### Requests:
1 – In the Noble Energy announcement, what total cash consideration will Quantum Energy Partners pay?
2 – Please give the stretch of the Noble Energy announcement from "HOUSTON, May 18, 2017" through "CONE Midstream." again, updating "holding company" to "parent company".

-- START Text excerpt --

HOUSTON, May 18, 2017 (GLOBE NEWSWIRE) -- Noble Energy, Inc. (NYSE:NBL) (“Noble Energy” or “the Company”) today
announced that it has signed a definitive agreement to divest the holding company which owns a 50 percent interest in CONE
Gathering, LLC (“CONE Gathering”) and 21.7 million common and subordinated limited partnership units to a portfolio company of
Quantum Energy Partners (“Quantum”) for total cash consideration of $765 million. The limited partnership units represent a 33.5
percent ownership interest in CONE Midstream Partners LP (NYSE:CNNX) (“CONE Midstream”). CONE Gathering owns the general partner of
CONE Midstream.
David L. Stover, Noble Energy’s Chairman, President and CEO, commented “CNNX has performed exceptionally well
since its IPO in late 2014, exceeding forecasts despite a challenging macro-economic backdrop. Including this transaction, Noble
Energy will realize more than $1 billion in total value from our Marcellus midstream business, which represents approximately three
times our net invested capital. Going forward, our midstream efforts are focused on Noble Midstream Partners, supporting our DJ
Basin and Delaware Basin growth areas.”

-- END Text excerpt --
-- START Record list --

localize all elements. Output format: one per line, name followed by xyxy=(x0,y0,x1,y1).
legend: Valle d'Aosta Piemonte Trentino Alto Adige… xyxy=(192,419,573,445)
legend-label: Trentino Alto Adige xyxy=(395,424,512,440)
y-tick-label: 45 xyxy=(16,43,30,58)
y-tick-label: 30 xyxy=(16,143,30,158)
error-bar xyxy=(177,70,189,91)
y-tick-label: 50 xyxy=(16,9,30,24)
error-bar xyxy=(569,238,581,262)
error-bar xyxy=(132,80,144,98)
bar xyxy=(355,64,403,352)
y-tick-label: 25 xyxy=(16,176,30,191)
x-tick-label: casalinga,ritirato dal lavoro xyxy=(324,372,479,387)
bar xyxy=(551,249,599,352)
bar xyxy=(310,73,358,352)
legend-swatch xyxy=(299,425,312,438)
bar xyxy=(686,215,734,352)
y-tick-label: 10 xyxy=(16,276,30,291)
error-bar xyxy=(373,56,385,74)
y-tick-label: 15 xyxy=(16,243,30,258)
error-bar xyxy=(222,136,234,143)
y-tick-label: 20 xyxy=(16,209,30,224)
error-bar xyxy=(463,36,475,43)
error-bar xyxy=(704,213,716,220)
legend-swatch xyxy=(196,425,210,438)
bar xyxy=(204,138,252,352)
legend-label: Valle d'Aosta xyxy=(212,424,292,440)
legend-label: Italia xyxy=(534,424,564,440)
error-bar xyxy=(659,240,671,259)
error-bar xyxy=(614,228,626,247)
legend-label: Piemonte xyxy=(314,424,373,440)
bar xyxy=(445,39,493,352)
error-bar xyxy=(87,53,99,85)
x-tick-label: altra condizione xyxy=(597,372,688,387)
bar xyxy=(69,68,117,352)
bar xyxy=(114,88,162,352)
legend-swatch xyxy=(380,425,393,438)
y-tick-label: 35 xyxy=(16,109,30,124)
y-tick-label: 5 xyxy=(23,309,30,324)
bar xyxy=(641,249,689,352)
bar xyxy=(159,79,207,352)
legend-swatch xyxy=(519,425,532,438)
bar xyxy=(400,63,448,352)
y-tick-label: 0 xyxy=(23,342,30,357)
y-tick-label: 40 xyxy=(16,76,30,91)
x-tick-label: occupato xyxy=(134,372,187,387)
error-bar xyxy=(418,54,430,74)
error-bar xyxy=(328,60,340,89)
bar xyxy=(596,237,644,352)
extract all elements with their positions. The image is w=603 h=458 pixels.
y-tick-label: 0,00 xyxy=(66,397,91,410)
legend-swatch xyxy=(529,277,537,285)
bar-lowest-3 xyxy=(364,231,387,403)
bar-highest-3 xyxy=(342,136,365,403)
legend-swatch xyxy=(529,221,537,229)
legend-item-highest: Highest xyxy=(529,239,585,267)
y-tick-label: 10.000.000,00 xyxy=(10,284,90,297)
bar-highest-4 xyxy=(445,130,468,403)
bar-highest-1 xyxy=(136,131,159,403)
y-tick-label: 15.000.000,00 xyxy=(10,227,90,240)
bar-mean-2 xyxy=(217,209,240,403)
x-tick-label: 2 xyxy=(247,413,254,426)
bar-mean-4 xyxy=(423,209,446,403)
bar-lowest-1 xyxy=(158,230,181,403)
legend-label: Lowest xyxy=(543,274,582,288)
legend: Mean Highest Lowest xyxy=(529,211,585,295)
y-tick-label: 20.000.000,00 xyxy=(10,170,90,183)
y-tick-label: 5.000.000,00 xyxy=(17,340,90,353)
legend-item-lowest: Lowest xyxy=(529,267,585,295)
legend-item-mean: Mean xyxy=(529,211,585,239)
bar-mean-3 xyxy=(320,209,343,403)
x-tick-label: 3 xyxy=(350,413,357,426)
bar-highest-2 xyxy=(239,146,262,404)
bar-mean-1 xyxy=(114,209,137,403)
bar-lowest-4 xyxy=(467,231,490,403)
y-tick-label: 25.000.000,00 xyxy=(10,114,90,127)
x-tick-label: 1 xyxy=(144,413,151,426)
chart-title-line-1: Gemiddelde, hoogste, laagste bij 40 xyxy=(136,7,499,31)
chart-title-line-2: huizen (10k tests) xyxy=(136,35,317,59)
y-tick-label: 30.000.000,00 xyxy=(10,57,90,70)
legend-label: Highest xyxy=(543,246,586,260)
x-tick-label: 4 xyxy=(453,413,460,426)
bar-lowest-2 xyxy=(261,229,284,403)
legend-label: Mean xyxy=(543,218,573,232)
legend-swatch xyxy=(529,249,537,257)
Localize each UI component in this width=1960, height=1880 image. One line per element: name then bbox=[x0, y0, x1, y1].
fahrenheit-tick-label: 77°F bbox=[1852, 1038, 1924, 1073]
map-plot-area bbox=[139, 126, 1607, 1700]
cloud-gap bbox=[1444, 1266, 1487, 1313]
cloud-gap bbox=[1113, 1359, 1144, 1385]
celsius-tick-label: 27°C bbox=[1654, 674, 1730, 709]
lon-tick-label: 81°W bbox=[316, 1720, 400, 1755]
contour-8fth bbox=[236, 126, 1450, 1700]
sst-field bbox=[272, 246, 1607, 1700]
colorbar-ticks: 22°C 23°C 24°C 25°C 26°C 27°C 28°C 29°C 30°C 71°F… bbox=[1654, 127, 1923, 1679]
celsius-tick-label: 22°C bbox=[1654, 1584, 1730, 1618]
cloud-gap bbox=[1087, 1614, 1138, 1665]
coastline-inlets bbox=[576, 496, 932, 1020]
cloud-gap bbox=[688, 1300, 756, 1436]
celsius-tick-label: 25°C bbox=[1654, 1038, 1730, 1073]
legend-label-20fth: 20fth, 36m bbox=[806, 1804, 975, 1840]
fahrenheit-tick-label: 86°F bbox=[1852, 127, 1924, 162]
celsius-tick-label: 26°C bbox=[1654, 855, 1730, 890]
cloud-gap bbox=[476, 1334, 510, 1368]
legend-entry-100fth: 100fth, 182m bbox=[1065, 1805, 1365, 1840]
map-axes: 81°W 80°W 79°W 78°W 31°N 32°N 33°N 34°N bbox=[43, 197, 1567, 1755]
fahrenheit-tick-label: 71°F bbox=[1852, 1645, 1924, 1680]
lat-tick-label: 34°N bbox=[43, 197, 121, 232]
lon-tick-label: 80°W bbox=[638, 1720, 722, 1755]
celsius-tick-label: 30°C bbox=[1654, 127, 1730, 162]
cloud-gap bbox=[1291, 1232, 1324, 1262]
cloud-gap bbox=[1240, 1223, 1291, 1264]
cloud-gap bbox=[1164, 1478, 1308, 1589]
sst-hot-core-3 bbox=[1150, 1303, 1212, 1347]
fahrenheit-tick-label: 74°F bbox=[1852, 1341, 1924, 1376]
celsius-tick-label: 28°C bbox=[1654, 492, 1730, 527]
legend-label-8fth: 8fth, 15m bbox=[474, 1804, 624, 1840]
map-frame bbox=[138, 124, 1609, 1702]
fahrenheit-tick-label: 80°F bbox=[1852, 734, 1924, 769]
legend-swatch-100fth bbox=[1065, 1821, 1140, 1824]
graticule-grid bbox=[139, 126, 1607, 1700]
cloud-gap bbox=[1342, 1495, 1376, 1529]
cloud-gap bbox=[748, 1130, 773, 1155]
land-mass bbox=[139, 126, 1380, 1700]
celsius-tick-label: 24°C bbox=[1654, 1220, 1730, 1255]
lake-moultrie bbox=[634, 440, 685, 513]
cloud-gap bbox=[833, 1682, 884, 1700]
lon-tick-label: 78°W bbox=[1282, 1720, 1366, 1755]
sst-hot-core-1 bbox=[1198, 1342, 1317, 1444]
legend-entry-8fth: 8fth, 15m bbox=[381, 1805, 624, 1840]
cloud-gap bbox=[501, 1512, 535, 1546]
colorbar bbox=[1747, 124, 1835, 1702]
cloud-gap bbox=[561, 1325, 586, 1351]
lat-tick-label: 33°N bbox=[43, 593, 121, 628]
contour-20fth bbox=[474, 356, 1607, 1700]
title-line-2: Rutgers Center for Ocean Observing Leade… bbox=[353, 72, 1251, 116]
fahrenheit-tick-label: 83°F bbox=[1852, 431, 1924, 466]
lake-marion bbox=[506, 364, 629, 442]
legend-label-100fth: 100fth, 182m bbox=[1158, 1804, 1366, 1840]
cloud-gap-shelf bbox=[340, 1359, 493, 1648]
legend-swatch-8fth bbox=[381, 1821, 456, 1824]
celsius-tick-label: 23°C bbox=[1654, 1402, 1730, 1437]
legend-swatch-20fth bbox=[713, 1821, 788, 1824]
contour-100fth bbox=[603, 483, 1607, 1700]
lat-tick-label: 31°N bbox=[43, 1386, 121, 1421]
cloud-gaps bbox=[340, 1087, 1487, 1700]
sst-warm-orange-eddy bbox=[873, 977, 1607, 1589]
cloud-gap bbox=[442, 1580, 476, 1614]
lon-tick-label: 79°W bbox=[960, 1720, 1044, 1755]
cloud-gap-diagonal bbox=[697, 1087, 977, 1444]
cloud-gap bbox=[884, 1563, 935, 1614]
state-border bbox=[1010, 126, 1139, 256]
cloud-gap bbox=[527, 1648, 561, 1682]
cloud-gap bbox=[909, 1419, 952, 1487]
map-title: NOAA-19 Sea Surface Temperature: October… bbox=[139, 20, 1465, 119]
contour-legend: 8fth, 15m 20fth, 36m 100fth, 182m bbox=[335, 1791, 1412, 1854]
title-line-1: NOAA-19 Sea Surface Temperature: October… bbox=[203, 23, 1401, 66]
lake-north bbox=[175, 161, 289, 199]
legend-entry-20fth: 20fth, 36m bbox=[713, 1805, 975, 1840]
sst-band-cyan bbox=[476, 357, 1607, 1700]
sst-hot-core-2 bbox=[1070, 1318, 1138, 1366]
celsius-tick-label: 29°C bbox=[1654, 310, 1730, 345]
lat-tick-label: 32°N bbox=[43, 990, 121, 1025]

-- END Record list --

### Expected responses:
1 – $765 million.

2 –
HOUSTON, May 18, 2017 (GLOBE NEWSWIRE) -- Noble Energy, Inc. (NYSE:NBL) (“Noble Energy” or “the Company”) today
announced that it has signed a definitive agreement to divest the parent company which owns a 50 percent interest in CONE
Gathering, LLC (“CONE Gathering”) and 21.7 million common and subordinated limited partnership units to a portfolio company of
Quantum Energy Partners (“Quantum”) for total cash consideration of $765 million. The limited partnership units represent a 33.5
percent ownership interest in CONE Midstream Partners LP (NYSE:CNNX) (“CONE Midstream”). CONE Gathering owns the general partner of
CONE Midstream.